▶ RECORDS SHOWN

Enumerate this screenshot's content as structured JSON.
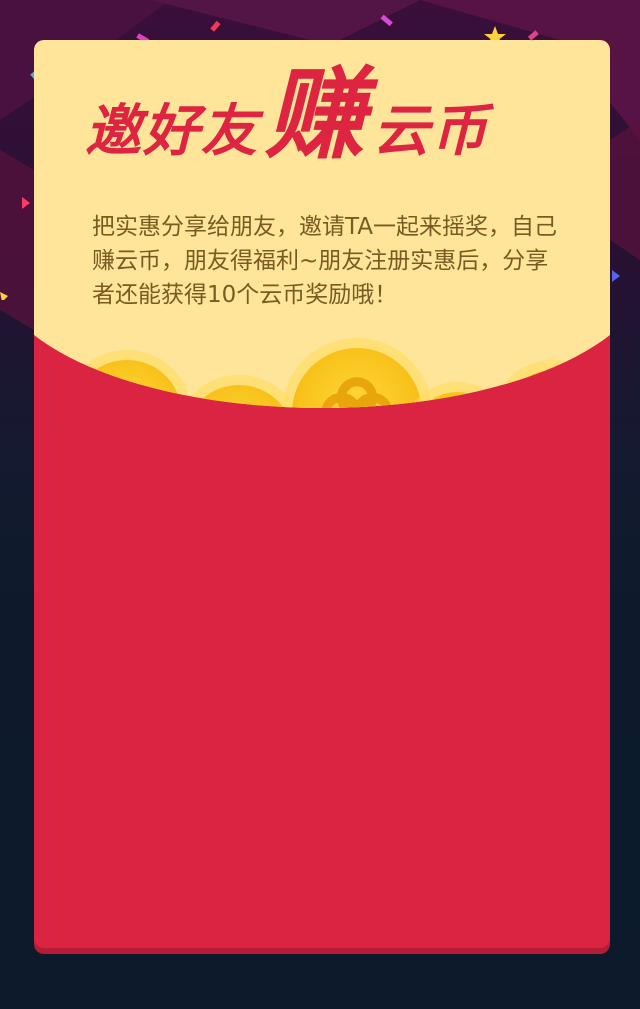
{
  "title": {
    "part1": "邀好友",
    "part2": "赚",
    "part3": "云币"
  },
  "description": "把实惠分享给朋友，邀请TA一起来摇奖，自己赚云币，朋友得福利~朋友注册实惠后，分享者还能获得10个云币奖励哦！",
  "colors": {
    "page_bg": "#0e1a2b",
    "envelope_red": "#db2442",
    "flap_yellow": "#ffe59a",
    "title_red": "#dd2441",
    "text_brown": "#7a5a21",
    "coin_gold": "#f8c21a"
  },
  "icons": [
    "star-icon",
    "coin-icon",
    "confetti-icon"
  ]
}
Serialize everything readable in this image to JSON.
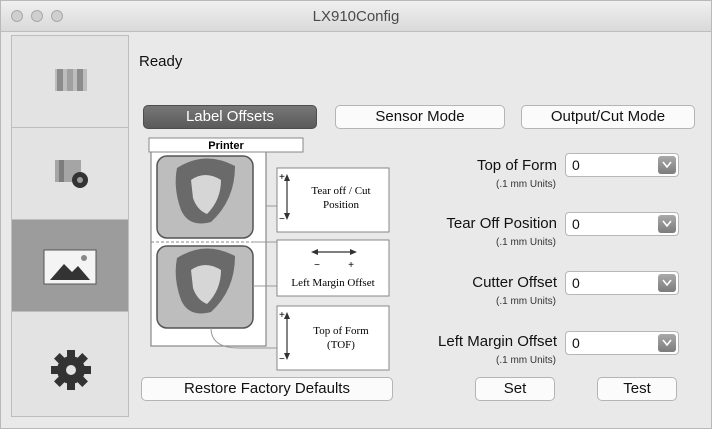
{
  "window": {
    "title": "LX910Config"
  },
  "status": "Ready",
  "tabs": [
    {
      "label": "Label Offsets"
    },
    {
      "label": "Sensor Mode"
    },
    {
      "label": "Output/Cut Mode"
    }
  ],
  "diagram": {
    "printer_label": "Printer",
    "tear_label_line1": "Tear off / Cut",
    "tear_label_line2": "Position",
    "left_margin_label": "Left Margin Offset",
    "tof_label_line1": "Top of Form",
    "tof_label_line2": "(TOF)",
    "plus": "+",
    "minus": "−"
  },
  "fields": [
    {
      "label": "Top of Form",
      "unit": "(.1 mm Units)",
      "value": "0"
    },
    {
      "label": "Tear Off Position",
      "unit": "(.1 mm Units)",
      "value": "0"
    },
    {
      "label": "Cutter Offset",
      "unit": "(.1 mm Units)",
      "value": "0"
    },
    {
      "label": "Left Margin Offset",
      "unit": "(.1 mm Units)",
      "value": "0"
    }
  ],
  "buttons": {
    "restore": "Restore Factory Defaults",
    "set": "Set",
    "test": "Test"
  }
}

▶ WHAT YOU ARE ASKED TO DO
Without the pictures, repeat all the records word for word.

▶ FINISHED EXERCISE
Enumerate this screenshot's content as structured JSON.
{
  "title": {
    "part1": "邀好友",
    "part2": "赚",
    "part3": "云币"
  },
  "description": "把实惠分享给朋友，邀请TA一起来摇奖，自己赚云币，朋友得福利~朋友注册实惠后，分享者还能获得10个云币奖励哦！",
  "colors": {
    "page_bg": "#0e1a2b",
    "envelope_red": "#db2442",
    "flap_yellow": "#ffe59a",
    "title_red": "#dd2441",
    "text_brown": "#7a5a21",
    "coin_gold": "#f8c21a"
  },
  "icons": [
    "star-icon",
    "coin-icon",
    "confetti-icon"
  ]
}
Serialize everything readable in this image to JSON.
{
  "window": {
    "title": "LX910Config"
  },
  "status": "Ready",
  "tabs": [
    {
      "label": "Label Offsets"
    },
    {
      "label": "Sensor Mode"
    },
    {
      "label": "Output/Cut Mode"
    }
  ],
  "diagram": {
    "printer_label": "Printer",
    "tear_label_line1": "Tear off / Cut",
    "tear_label_line2": "Position",
    "left_margin_label": "Left Margin Offset",
    "tof_label_line1": "Top of Form",
    "tof_label_line2": "(TOF)",
    "plus": "+",
    "minus": "−"
  },
  "fields": [
    {
      "label": "Top of Form",
      "unit": "(.1 mm Units)",
      "value": "0"
    },
    {
      "label": "Tear Off Position",
      "unit": "(.1 mm Units)",
      "value": "0"
    },
    {
      "label": "Cutter Offset",
      "unit": "(.1 mm Units)",
      "value": "0"
    },
    {
      "label": "Left Margin Offset",
      "unit": "(.1 mm Units)",
      "value": "0"
    }
  ],
  "buttons": {
    "restore": "Restore Factory Defaults",
    "set": "Set",
    "test": "Test"
  }
}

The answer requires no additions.